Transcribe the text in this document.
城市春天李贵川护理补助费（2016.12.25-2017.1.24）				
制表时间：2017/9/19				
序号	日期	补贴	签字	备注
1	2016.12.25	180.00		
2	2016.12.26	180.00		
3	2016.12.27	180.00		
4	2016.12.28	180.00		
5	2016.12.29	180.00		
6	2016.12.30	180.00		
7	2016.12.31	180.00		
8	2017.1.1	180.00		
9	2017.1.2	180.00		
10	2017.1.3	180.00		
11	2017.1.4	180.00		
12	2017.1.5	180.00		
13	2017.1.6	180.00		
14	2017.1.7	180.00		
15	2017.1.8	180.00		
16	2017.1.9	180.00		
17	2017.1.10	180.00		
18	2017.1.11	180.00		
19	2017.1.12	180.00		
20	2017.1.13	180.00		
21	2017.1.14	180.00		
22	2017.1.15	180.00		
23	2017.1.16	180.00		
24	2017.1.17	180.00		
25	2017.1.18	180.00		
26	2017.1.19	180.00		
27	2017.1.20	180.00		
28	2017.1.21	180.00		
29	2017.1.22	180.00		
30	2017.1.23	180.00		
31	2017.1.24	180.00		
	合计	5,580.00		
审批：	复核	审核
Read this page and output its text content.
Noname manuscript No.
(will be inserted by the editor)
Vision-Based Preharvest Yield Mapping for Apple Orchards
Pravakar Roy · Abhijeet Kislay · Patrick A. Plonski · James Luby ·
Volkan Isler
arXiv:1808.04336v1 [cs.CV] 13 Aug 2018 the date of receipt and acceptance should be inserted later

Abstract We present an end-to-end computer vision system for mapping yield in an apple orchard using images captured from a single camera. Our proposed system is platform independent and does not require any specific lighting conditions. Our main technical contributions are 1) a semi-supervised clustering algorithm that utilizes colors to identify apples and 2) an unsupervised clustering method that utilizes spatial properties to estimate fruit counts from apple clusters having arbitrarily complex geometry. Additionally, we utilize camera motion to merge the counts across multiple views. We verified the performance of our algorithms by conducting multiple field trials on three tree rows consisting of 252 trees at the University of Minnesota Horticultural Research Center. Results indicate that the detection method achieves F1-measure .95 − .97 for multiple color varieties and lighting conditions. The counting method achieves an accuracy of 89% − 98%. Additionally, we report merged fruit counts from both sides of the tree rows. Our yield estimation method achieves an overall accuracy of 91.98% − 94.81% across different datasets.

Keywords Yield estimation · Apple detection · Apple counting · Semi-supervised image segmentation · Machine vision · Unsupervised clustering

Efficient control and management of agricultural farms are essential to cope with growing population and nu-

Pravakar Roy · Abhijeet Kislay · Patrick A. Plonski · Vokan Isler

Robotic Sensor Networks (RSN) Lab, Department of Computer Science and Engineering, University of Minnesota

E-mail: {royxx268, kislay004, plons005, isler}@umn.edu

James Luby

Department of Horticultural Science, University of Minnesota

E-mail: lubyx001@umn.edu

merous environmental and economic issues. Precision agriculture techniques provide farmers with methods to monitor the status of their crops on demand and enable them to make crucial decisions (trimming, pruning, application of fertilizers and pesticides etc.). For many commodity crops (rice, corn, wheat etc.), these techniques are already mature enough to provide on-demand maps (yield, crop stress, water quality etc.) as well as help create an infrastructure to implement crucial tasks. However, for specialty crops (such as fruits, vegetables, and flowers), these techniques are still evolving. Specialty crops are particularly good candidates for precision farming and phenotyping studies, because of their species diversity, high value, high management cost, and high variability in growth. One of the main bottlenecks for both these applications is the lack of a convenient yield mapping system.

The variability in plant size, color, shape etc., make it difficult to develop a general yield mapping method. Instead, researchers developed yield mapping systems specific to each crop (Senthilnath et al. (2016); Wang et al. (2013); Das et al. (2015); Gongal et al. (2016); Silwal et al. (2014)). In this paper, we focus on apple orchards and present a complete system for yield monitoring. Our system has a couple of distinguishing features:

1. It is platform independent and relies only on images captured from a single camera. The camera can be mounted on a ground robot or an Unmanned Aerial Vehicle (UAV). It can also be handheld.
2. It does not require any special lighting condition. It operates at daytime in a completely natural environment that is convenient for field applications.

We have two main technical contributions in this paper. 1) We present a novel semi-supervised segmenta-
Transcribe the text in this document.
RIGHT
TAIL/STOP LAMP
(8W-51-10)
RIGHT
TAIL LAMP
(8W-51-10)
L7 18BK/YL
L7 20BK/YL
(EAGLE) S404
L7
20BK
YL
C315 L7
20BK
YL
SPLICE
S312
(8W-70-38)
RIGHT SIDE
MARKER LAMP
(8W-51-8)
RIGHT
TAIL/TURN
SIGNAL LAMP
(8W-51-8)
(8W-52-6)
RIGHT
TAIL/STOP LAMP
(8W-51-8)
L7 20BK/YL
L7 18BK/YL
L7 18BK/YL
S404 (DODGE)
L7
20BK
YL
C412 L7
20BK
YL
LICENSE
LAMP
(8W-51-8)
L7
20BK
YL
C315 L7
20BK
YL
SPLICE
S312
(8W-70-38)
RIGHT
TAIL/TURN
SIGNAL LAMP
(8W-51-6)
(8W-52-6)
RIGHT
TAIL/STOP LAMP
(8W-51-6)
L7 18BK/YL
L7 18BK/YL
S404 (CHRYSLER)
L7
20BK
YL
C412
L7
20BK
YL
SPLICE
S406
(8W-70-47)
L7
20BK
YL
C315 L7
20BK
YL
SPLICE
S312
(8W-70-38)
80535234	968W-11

**Goal:** Copy all of the data. Keep every word exactly as it is.

**Reply to the task:**
Transcribe the text in this document.
城市春天李贵川护理补助费（2016.12.25-2017.1.24）				
制表时间：2017/9/19				
序号	日期	补贴	签字	备注
1	2016.12.25	180.00		
2	2016.12.26	180.00		
3	2016.12.27	180.00		
4	2016.12.28	180.00		
5	2016.12.29	180.00		
6	2016.12.30	180.00		
7	2016.12.31	180.00		
8	2017.1.1	180.00		
9	2017.1.2	180.00		
10	2017.1.3	180.00		
11	2017.1.4	180.00		
12	2017.1.5	180.00		
13	2017.1.6	180.00		
14	2017.1.7	180.00		
15	2017.1.8	180.00		
16	2017.1.9	180.00		
17	2017.1.10	180.00		
18	2017.1.11	180.00		
19	2017.1.12	180.00		
20	2017.1.13	180.00		
21	2017.1.14	180.00		
22	2017.1.15	180.00		
23	2017.1.16	180.00		
24	2017.1.17	180.00		
25	2017.1.18	180.00		
26	2017.1.19	180.00		
27	2017.1.20	180.00		
28	2017.1.21	180.00		
29	2017.1.22	180.00		
30	2017.1.23	180.00		
31	2017.1.24	180.00		
	合计	5,580.00		
审批：	复核	审核
Read this page and output its text content.
Noname manuscript No.
(will be inserted by the editor)
Vision-Based Preharvest Yield Mapping for Apple Orchards
Pravakar Roy · Abhijeet Kislay · Patrick A. Plonski · James Luby ·
Volkan Isler
arXiv:1808.04336v1 [cs.CV] 13 Aug 2018 the date of receipt and acceptance should be inserted later

Abstract We present an end-to-end computer vision system for mapping yield in an apple orchard using images captured from a single camera. Our proposed system is platform independent and does not require any specific lighting conditions. Our main technical contributions are 1) a semi-supervised clustering algorithm that utilizes colors to identify apples and 2) an unsupervised clustering method that utilizes spatial properties to estimate fruit counts from apple clusters having arbitrarily complex geometry. Additionally, we utilize camera motion to merge the counts across multiple views. We verified the performance of our algorithms by conducting multiple field trials on three tree rows consisting of 252 trees at the University of Minnesota Horticultural Research Center. Results indicate that the detection method achieves F1-measure .95 − .97 for multiple color varieties and lighting conditions. The counting method achieves an accuracy of 89% − 98%. Additionally, we report merged fruit counts from both sides of the tree rows. Our yield estimation method achieves an overall accuracy of 91.98% − 94.81% across different datasets.

Keywords Yield estimation · Apple detection · Apple counting · Semi-supervised image segmentation · Machine vision · Unsupervised clustering

Efficient control and management of agricultural farms are essential to cope with growing population and nu-

Pravakar Roy · Abhijeet Kislay · Patrick A. Plonski · Vokan Isler

Robotic Sensor Networks (RSN) Lab, Department of Computer Science and Engineering, University of Minnesota

E-mail: {royxx268, kislay004, plons005, isler}@umn.edu

James Luby

Department of Horticultural Science, University of Minnesota

E-mail: lubyx001@umn.edu

merous environmental and economic issues. Precision agriculture techniques provide farmers with methods to monitor the status of their crops on demand and enable them to make crucial decisions (trimming, pruning, application of fertilizers and pesticides etc.). For many commodity crops (rice, corn, wheat etc.), these techniques are already mature enough to provide on-demand maps (yield, crop stress, water quality etc.) as well as help create an infrastructure to implement crucial tasks. However, for specialty crops (such as fruits, vegetables, and flowers), these techniques are still evolving. Specialty crops are particularly good candidates for precision farming and phenotyping studies, because of their species diversity, high value, high management cost, and high variability in growth. One of the main bottlenecks for both these applications is the lack of a convenient yield mapping system.

The variability in plant size, color, shape etc., make it difficult to develop a general yield mapping method. Instead, researchers developed yield mapping systems specific to each crop (Senthilnath et al. (2016); Wang et al. (2013); Das et al. (2015); Gongal et al. (2016); Silwal et al. (2014)). In this paper, we focus on apple orchards and present a complete system for yield monitoring. Our system has a couple of distinguishing features:

1. It is platform independent and relies only on images captured from a single camera. The camera can be mounted on a ground robot or an Unmanned Aerial Vehicle (UAV). It can also be handheld.
2. It does not require any special lighting condition. It operates at daytime in a completely natural environment that is convenient for field applications.

We have two main technical contributions in this paper. 1) We present a novel semi-supervised segmenta-
Transcribe the text in this document.
RIGHT
TAIL/STOP LAMP
(8W-51-10)
RIGHT
TAIL LAMP
(8W-51-10)
L7 18BK/YL
L7 20BK/YL
(EAGLE) S404
L7
20BK
YL
C315 L7
20BK
YL
SPLICE
S312
(8W-70-38)
RIGHT SIDE
MARKER LAMP
(8W-51-8)
RIGHT
TAIL/TURN
SIGNAL LAMP
(8W-51-8)
(8W-52-6)
RIGHT
TAIL/STOP LAMP
(8W-51-8)
L7 20BK/YL
L7 18BK/YL
L7 18BK/YL
S404 (DODGE)
L7
20BK
YL
C412 L7
20BK
YL
LICENSE
LAMP
(8W-51-8)
L7
20BK
YL
C315 L7
20BK
YL
SPLICE
S312
(8W-70-38)
RIGHT
TAIL/TURN
SIGNAL LAMP
(8W-51-6)
(8W-52-6)
RIGHT
TAIL/STOP LAMP
(8W-51-6)
L7 18BK/YL
L7 18BK/YL
S404 (CHRYSLER)
L7
20BK
YL
C412
L7
20BK
YL
SPLICE
S406
(8W-70-47)
L7
20BK
YL
C315 L7
20BK
YL
SPLICE
S312
(8W-70-38)
80535234	968W-11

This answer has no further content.